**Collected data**
****************************************

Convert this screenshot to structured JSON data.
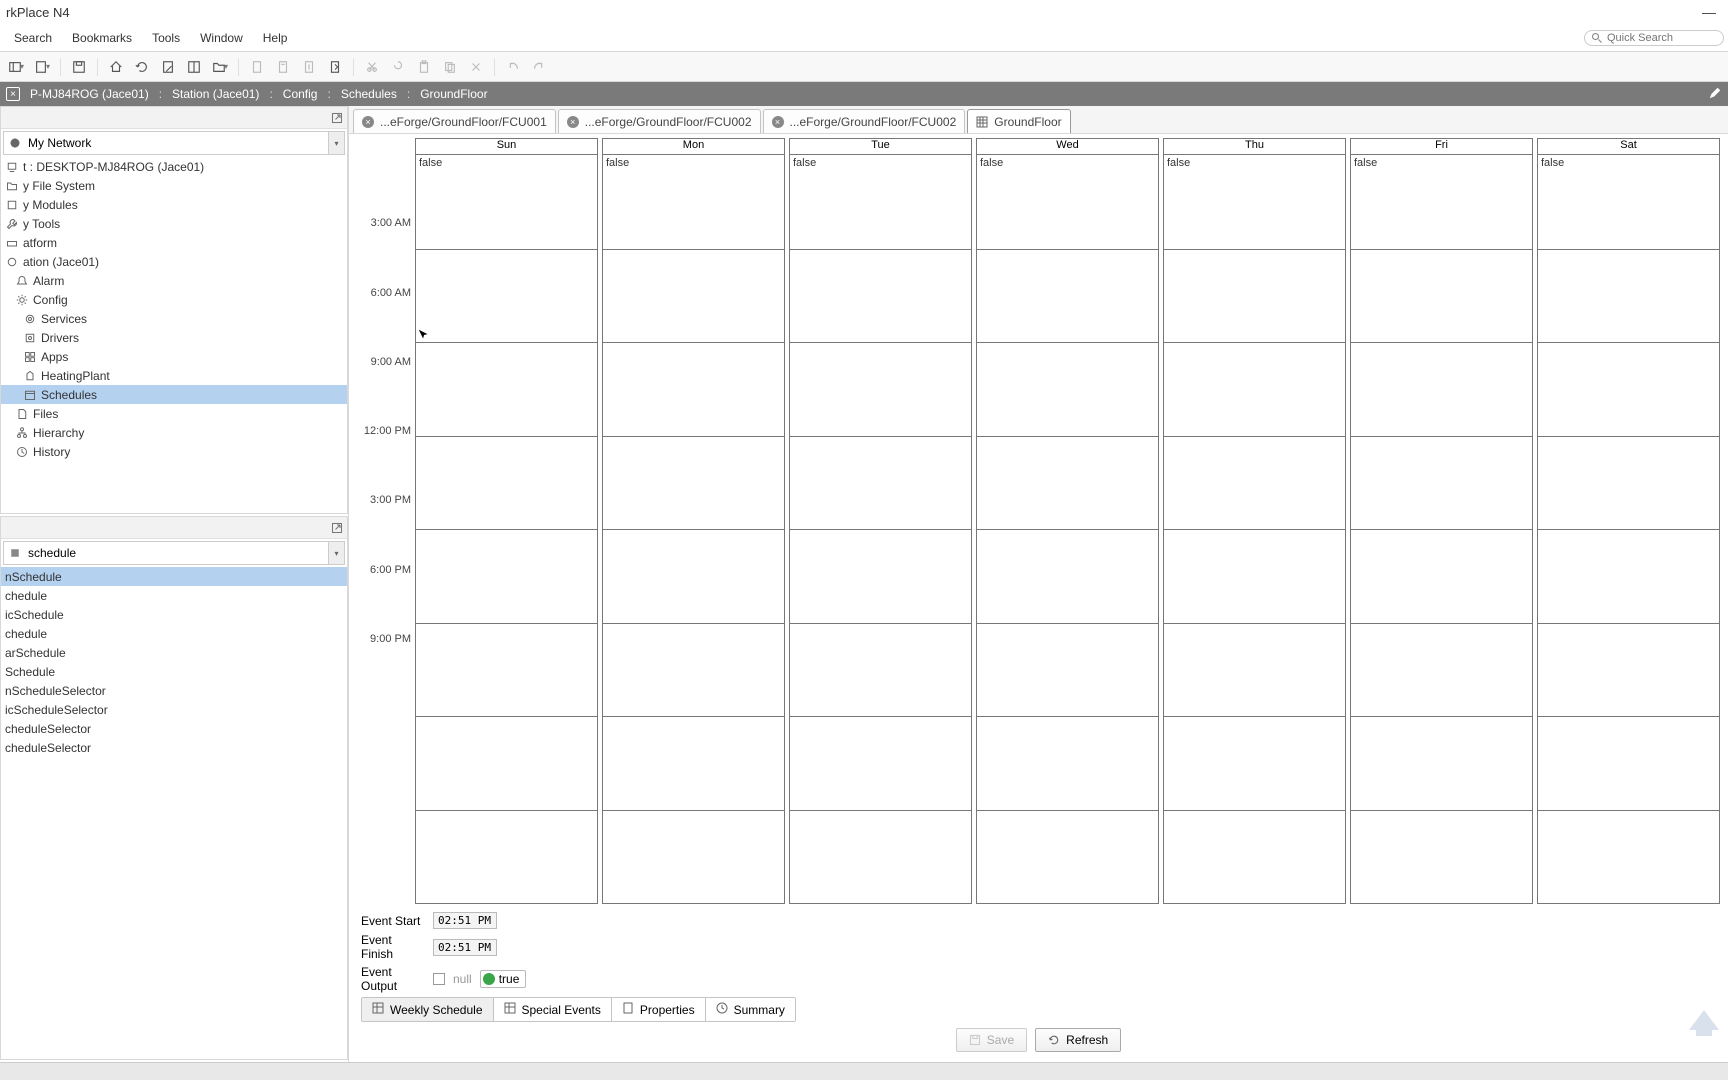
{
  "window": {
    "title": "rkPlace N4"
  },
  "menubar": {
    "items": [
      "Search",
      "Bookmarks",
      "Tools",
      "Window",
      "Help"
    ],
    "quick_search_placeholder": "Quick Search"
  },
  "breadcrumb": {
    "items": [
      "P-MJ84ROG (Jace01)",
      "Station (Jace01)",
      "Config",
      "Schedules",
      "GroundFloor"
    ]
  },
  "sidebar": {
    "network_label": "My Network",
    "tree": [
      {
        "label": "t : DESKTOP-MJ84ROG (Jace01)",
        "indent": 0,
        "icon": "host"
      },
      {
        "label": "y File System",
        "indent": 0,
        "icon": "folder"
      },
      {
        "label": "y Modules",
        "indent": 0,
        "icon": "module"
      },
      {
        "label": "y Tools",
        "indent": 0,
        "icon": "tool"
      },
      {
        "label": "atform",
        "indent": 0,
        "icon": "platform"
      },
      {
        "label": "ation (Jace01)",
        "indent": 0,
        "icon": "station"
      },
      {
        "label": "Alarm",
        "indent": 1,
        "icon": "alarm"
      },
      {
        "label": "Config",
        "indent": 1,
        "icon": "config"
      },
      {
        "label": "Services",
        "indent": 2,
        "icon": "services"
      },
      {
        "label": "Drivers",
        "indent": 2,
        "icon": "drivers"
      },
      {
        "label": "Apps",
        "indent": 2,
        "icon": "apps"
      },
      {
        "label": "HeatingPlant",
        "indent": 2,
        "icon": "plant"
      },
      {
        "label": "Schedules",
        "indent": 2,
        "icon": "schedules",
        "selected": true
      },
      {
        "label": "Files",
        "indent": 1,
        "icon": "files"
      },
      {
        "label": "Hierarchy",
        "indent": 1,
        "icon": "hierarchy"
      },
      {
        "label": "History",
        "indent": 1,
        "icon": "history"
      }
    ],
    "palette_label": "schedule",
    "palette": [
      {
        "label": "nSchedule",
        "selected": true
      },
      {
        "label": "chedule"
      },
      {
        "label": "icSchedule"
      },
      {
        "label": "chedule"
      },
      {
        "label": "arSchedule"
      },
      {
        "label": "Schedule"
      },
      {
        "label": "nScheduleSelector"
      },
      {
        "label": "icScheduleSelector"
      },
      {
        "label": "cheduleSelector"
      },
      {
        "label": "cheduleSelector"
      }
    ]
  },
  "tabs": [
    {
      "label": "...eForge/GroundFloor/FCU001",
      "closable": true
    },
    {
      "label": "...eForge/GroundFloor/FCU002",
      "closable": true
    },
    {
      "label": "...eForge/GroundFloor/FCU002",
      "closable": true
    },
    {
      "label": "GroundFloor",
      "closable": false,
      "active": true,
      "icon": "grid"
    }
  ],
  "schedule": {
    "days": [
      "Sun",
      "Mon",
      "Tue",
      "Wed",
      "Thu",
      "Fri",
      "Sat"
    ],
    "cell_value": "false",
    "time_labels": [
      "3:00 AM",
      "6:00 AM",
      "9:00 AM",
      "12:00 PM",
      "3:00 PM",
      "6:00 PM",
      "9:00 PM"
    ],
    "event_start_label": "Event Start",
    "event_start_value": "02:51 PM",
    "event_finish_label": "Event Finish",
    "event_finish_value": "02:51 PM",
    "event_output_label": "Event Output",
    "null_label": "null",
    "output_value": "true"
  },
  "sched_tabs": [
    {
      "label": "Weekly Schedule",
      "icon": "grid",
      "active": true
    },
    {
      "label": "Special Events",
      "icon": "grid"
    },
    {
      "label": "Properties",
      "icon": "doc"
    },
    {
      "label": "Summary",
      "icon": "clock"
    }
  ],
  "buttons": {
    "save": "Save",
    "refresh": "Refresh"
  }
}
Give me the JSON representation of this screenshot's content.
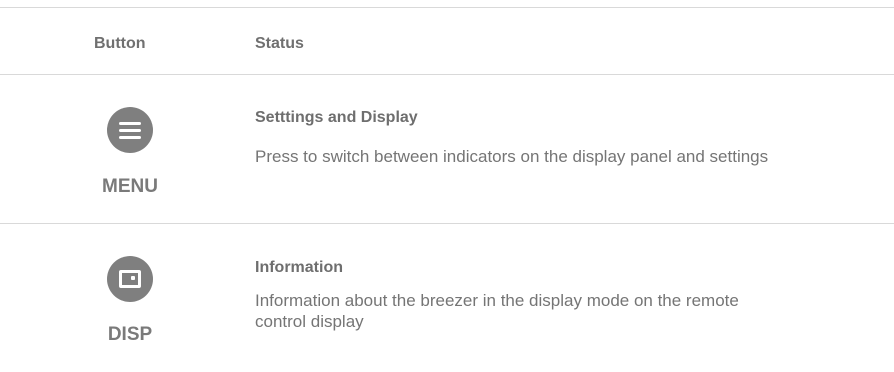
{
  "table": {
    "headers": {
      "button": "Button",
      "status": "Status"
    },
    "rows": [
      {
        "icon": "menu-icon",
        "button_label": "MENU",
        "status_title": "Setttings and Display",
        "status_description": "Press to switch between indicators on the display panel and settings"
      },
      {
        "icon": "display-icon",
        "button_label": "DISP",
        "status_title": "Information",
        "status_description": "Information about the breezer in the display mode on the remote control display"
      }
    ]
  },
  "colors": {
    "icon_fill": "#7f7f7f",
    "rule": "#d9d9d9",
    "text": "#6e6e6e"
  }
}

****************************************

**Exercise goal**
Return solely the number of lines in the data that include the word "this".

**Task solution**
2